[[ Excerpted data open ]]

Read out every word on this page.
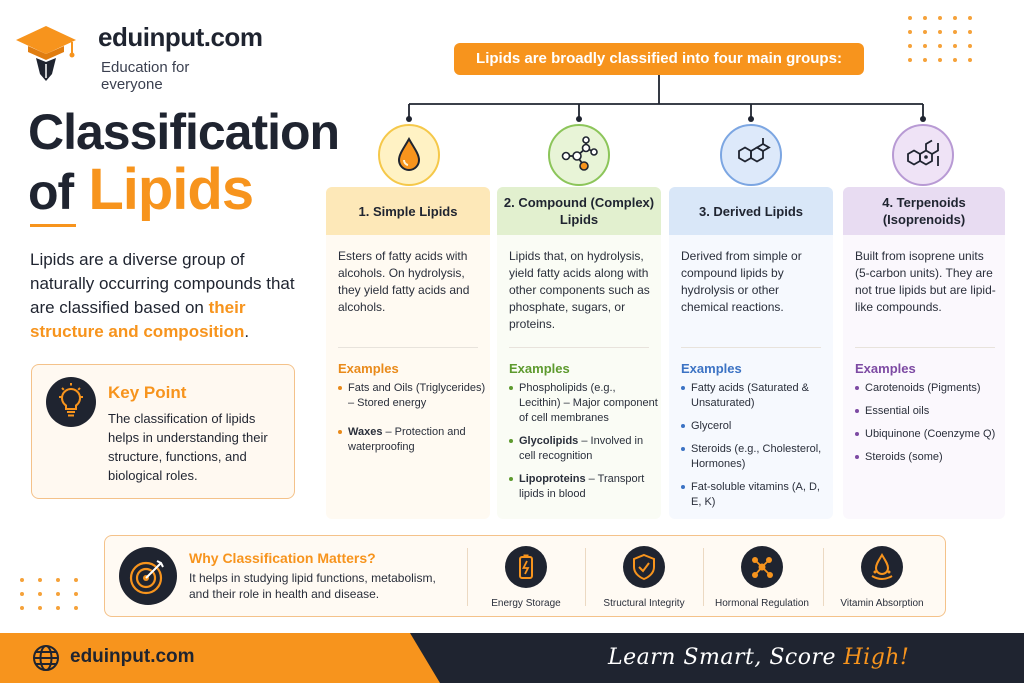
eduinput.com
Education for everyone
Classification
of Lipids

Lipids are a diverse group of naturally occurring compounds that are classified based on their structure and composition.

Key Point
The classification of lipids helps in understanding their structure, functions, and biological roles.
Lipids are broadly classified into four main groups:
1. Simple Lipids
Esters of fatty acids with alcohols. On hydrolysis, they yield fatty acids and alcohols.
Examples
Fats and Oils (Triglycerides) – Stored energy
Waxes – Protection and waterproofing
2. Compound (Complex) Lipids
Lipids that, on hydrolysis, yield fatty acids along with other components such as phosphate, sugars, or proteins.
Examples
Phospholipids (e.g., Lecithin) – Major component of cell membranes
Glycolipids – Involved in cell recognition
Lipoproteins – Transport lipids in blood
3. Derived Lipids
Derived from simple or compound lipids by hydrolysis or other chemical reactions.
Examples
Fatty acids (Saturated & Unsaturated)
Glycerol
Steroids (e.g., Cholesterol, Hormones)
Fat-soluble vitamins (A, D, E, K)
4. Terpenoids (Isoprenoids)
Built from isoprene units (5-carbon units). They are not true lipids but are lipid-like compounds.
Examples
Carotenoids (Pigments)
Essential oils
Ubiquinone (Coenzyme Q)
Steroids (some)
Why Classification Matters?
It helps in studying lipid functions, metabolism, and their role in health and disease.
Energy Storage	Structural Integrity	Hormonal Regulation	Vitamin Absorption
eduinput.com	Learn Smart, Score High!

[[ Excerpted data closed ]]

Where a picture appears in the data, omit it; restate the rest word for word.

Exercise output:
Read out every word on this page.
eduinput.com
Education for everyone
Classification
of Lipids

Lipids are a diverse group of naturally occurring compounds that are classified based on their structure and composition.

Key Point
The classification of lipids helps in understanding their structure, functions, and biological roles.
Lipids are broadly classified into four main groups:
1. Simple Lipids
Esters of fatty acids with alcohols. On hydrolysis, they yield fatty acids and alcohols.
Examples
Fats and Oils (Triglycerides) – Stored energy
Waxes – Protection and waterproofing
2. Compound (Complex) Lipids
Lipids that, on hydrolysis, yield fatty acids along with other components such as phosphate, sugars, or proteins.
Examples
Phospholipids (e.g., Lecithin) – Major component of cell membranes
Glycolipids – Involved in cell recognition
Lipoproteins – Transport lipids in blood
3. Derived Lipids
Derived from simple or compound lipids by hydrolysis or other chemical reactions.
Examples
Fatty acids (Saturated & Unsaturated)
Glycerol
Steroids (e.g., Cholesterol, Hormones)
Fat-soluble vitamins (A, D, E, K)
4. Terpenoids (Isoprenoids)
Built from isoprene units (5-carbon units). They are not true lipids but are lipid-like compounds.
Examples
Carotenoids (Pigments)
Essential oils
Ubiquinone (Coenzyme Q)
Steroids (some)
Why Classification Matters?
It helps in studying lipid functions, metabolism, and their role in health and disease.
Energy Storage	Structural Integrity	Hormonal Regulation	Vitamin Absorption
eduinput.com	Learn Smart, Score High!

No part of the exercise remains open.